§ **What you are asked to do**:
Continue the forum thread on a husband's legal responsibility for credit cards in his wife's name during their divorce, starting after its final post.

━━━ Document passage ━━━

# All the credit cards are hers, how responsible am I?



## Runsalone (Dec 27, 2008)

Hey all, I wonder if somebody can help me with something.

My wife of almost 9 years and I are deciding to call it quits. We have no shared ownership of anything, no house no car, the child is my stepchild.

The credit cards we deal with are all in her name, about half of the debt is debt she had on them from before she knew me. I have tried over and over again to get her not to use credit cards throughout our marriage but to no avail.

I am a cardholder on one but it is not in my name . I have NO credit cards in my name, or joint credit cards between us.

My question is what is my level of LEGAL responsibility to pay her credit cards. Im planning to help her with them but I dont want to be legally responsible for anything that isnt rightly mine. Especially given that Ive begged her every step of the way not to use them. 


Thanks for any help!!


----------



## justean (May 28, 2008)

in your heart you know what you have bought and not bought.
if your going your own ways , can she atleast be logical.
my personal opinion only but whatever is my debt is my debt its not my H's.
but then im not a taker.
i think if a card is in her name , like most cards, its that persons responsibilty not yours.


----------



## Blonddeee (Dec 17, 2008)

I just filed last Monday so i don't know how all this will work out, but my lawyer said that most of the debt incured would be split- since we bouhgt him a big screen tv... if he keeps it, he'll keep the debt for that... so i guess there's a couple ways of spliting it. If you make similar salarys it should be more fair...


----------



## TNgirl232 (Oct 5, 2008)

When I got divorced the lawyer said "technically" anything household related (meaning we both used it - so an appliance or furniture or a vacation) those should be split 50/50. But my ex was willing to take it all so there was no debate. So if she wants to push it, then you may have to do an accounting of anything that could be seen as community property and cover half of that.

━━━ Entries supplied ━━━

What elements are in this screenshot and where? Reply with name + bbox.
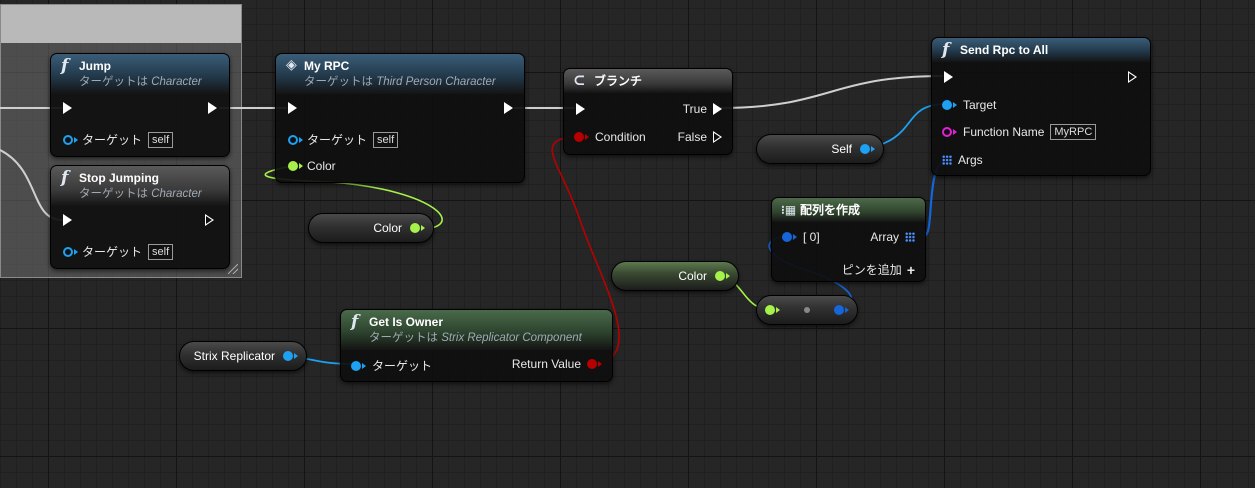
args-pin[interactable]: Args — [942, 153, 983, 167]
plus-icon: + — [906, 261, 915, 278]
stop-jumping-node[interactable]: f Stop Jumping ターゲットは Character ターゲット se… — [50, 165, 230, 269]
object-pin-icon — [63, 134, 73, 145]
exec-arrow-icon — [713, 103, 722, 115]
target-pin[interactable]: ターゲット self — [288, 131, 399, 148]
jump-node-header[interactable]: f Jump ターゲットは Character — [51, 54, 229, 94]
conversion-node[interactable] — [756, 295, 858, 325]
branch-header[interactable]: ⊂ ブランチ — [564, 69, 732, 93]
exec-arrow-icon — [63, 214, 72, 226]
node-title: Jump — [79, 59, 112, 73]
array-out-pin[interactable]: Array — [870, 230, 915, 244]
node-title: Stop Jumping — [79, 171, 159, 185]
exec-arrow-icon — [944, 71, 953, 83]
object-pin-icon[interactable] — [860, 144, 870, 154]
target-pin[interactable]: ターゲット self — [63, 243, 174, 260]
get-is-owner-node[interactable]: f Get Is Owner ターゲットは Strix Replicator C… — [340, 309, 613, 382]
function-name-pin[interactable]: Function Name MyRPC — [942, 124, 1097, 140]
color-pin[interactable]: Color — [288, 159, 336, 173]
self-default-value: self — [148, 243, 174, 260]
make-array-icon: ⁝▦ — [781, 203, 797, 217]
my-rpc-node[interactable]: ◈ My RPC ターゲットは Third Person Character タ… — [275, 53, 525, 183]
exec-in-pin[interactable] — [576, 103, 585, 115]
node-title: Send Rpc to All — [960, 43, 1049, 57]
function-icon: f — [61, 168, 69, 188]
condition-pin[interactable]: Condition — [574, 130, 646, 144]
node-title: Get Is Owner — [369, 315, 444, 329]
function-icon: f — [351, 312, 359, 332]
send-rpc-to-all-node[interactable]: f Send Rpc to All Target Function Name M… — [931, 37, 1151, 176]
array-grid-icon — [905, 232, 915, 242]
my-rpc-header[interactable]: ◈ My RPC ターゲットは Third Person Character — [276, 54, 524, 94]
object-pin-icon — [942, 100, 952, 110]
exec-out-pin[interactable] — [205, 214, 214, 226]
stop-jumping-header[interactable]: f Stop Jumping ターゲットは Character — [51, 166, 229, 206]
branch-node[interactable]: ⊂ ブランチ True Condition False — [563, 68, 733, 155]
exec-in-pin[interactable] — [944, 71, 953, 83]
true-exec-out-pin[interactable]: True — [683, 102, 722, 116]
strix-replicator-variable-node[interactable]: Strix Replicator — [179, 341, 307, 371]
function-name-input[interactable]: MyRPC — [1050, 124, 1097, 140]
get-is-owner-header[interactable]: f Get Is Owner ターゲットは Strix Replicator C… — [341, 310, 612, 350]
exec-in-pin[interactable] — [63, 214, 72, 226]
self-variable-node[interactable]: Self — [756, 134, 884, 164]
exec-arrow-icon — [208, 102, 217, 114]
branch-icon: ⊂ — [573, 71, 586, 89]
object-pin-icon[interactable] — [283, 351, 293, 361]
conversion-input-pin[interactable] — [765, 305, 780, 315]
node-target-subtitle: ターゲットは Character — [79, 188, 202, 200]
node-title: My RPC — [304, 59, 350, 73]
exec-in-pin[interactable] — [288, 102, 297, 114]
node-target-subtitle: ターゲットは Strix Replicator Component — [369, 332, 582, 344]
target-pin[interactable]: Target — [942, 98, 996, 112]
name-pin-icon — [942, 127, 952, 137]
struct-pin-icon — [765, 305, 775, 315]
array-grid-icon — [942, 155, 952, 165]
make-array-node[interactable]: ⁝▦ 配列を作成 [ 0] Array ピンを追加 + — [771, 197, 926, 282]
exec-arrow-icon — [63, 102, 72, 114]
wildcard-pin-icon — [834, 305, 844, 315]
event-diamond-icon: ◈ — [286, 57, 297, 73]
exec-arrow-icon — [576, 103, 585, 115]
exec-arrow-hollow-icon — [713, 131, 722, 143]
exec-arrow-icon — [288, 102, 297, 114]
exec-arrow-icon — [504, 102, 513, 114]
node-target-subtitle: ターゲットは Third Person Character — [304, 76, 496, 88]
object-pin-icon — [288, 134, 298, 145]
conversion-output-pin[interactable] — [834, 305, 849, 315]
conversion-dot-icon — [804, 307, 810, 313]
exec-arrow-hollow-icon — [1128, 71, 1137, 83]
return-value-pin[interactable]: Return Value — [512, 357, 602, 371]
node-target-subtitle: ターゲットは Character — [79, 76, 202, 88]
exec-out-pin[interactable] — [208, 102, 217, 114]
self-default-value: self — [148, 131, 174, 148]
exec-out-pin[interactable] — [1128, 71, 1137, 83]
target-pin[interactable]: ターゲット self — [63, 131, 174, 148]
color-variable-node-2[interactable]: Color — [611, 261, 739, 291]
false-exec-out-pin[interactable]: False — [678, 130, 722, 144]
make-array-header[interactable]: ⁝▦ 配列を作成 — [772, 198, 925, 222]
struct-pin-icon — [288, 161, 298, 171]
function-icon: f — [61, 56, 69, 76]
exec-arrow-hollow-icon — [205, 214, 214, 226]
bool-pin-icon — [574, 132, 584, 142]
exec-out-pin[interactable] — [504, 102, 513, 114]
target-pin[interactable]: ターゲット — [351, 357, 432, 374]
object-pin-icon — [351, 360, 361, 371]
struct-pin-icon[interactable] — [715, 271, 725, 281]
node-title: 配列を作成 — [800, 203, 861, 217]
bool-pin-icon — [587, 359, 597, 369]
self-default-value: self — [373, 131, 399, 148]
struct-pin-icon[interactable] — [410, 223, 420, 233]
exec-in-pin[interactable] — [63, 102, 72, 114]
function-icon: f — [942, 40, 950, 60]
index-0-pin[interactable]: [ 0] — [782, 230, 820, 244]
add-pin-button[interactable]: ピンを追加 + — [842, 261, 915, 278]
wildcard-pin-icon — [782, 232, 792, 242]
object-pin-icon — [63, 246, 73, 257]
exec-wire-true-send — [719, 75, 943, 109]
send-rpc-header[interactable]: f Send Rpc to All — [932, 38, 1150, 62]
jump-node[interactable]: f Jump ターゲットは Character ターゲット self — [50, 53, 230, 157]
color-variable-node-1[interactable]: Color — [308, 213, 434, 243]
node-title: ブランチ — [594, 74, 643, 88]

━━━

§ **Answer to the problem**:
----------



## Runsalone (Dec 27, 2008)

TNgirl232 said:


> When I got divorced the lawyer said "technically" anything household related (meaning we both used it - so an appliance or furniture or a vacation) those should be split 50/50. But my ex was willing to take it all so there was no debate. So if she wants to push it, then you may have to do an accounting of anything that could be seen as community property and cover half of that.




There literaly isnt any. The furnishings are all hers from before. We own seperate vehicles. No house no nothing that isnt obvious and decided about whos is whats.

Shes taking everything she brought into the thing and Im taking the guy stuff that she couldnt possibly be interested in. Which equivocates to about $400 in backpacking gear.


----------



## MarkTwain (Aug 1, 2008)

Runsalone said:


> Which equivocates to about $400 in backpacking gear.


How appropriate


----------



## Runsalone (Dec 27, 2008)

MarkTwain said:


> How appropriate


Maybe time to dust that stuff off eh?


----------



## Runsalone (Dec 27, 2008)

Runsalone said:


> Maybe time to dust that stuff off eh?



So I did.


----------



## marina72 (Dec 29, 2008)

Well, all that should be ironed out in the divorce agreement. And actually you two can do it any way you want, as long as it's acceptable to you both, and you both formally agree, then the judge will most likely grant the divorce and make the decree.

Talk to your lawyer. but in the strictest sense, I think if all those cards are in her name, then technically, they are her debt.

However, it could be argued in a court of law, that's if the divorce is contested in any way, that you both incurred the debt, just by living life in general.

I mean, I have no credit cards, had mine all payed off when I met my current hubby, so he has two cards, in his name, that he had long ago. But, since we've been together, we've most certainly used those, to support our family. So, I would certainly , not that we are ever going to divorce, but if we did, I'd be willing to take half the debt, since the cards were used for him/me/kids... while we were together.

But, you really just have to sit down with an attorney and decide what works best for both of you.


----------



## Runsalone (Dec 27, 2008)

marina72 said:


> I mean, I have no credit cards, had mine all payed off when I met my current hubby, so he has two cards, in his name, that he had long ago. But, since we've been together, we've most certainly used those, to support our family. So, I would certainly , not that we are ever going to divorce, but if we did, I'd be willing to take half the debt, since the cards were used for him/me/kids... while we were together.
> 
> But, you really just have to sit down with an attorney and decide what works best for both of you.


 Cant afford an attorney I agreed to take half of everything owed on them and have been paying by covering the bills she cant seem to pay. As soon as we all are on our feet again Ill be paying her personally towards half of it.

That seemed fair to me even though I didnt do much of the running up of the bill, I dont want to just send her off with all the debt.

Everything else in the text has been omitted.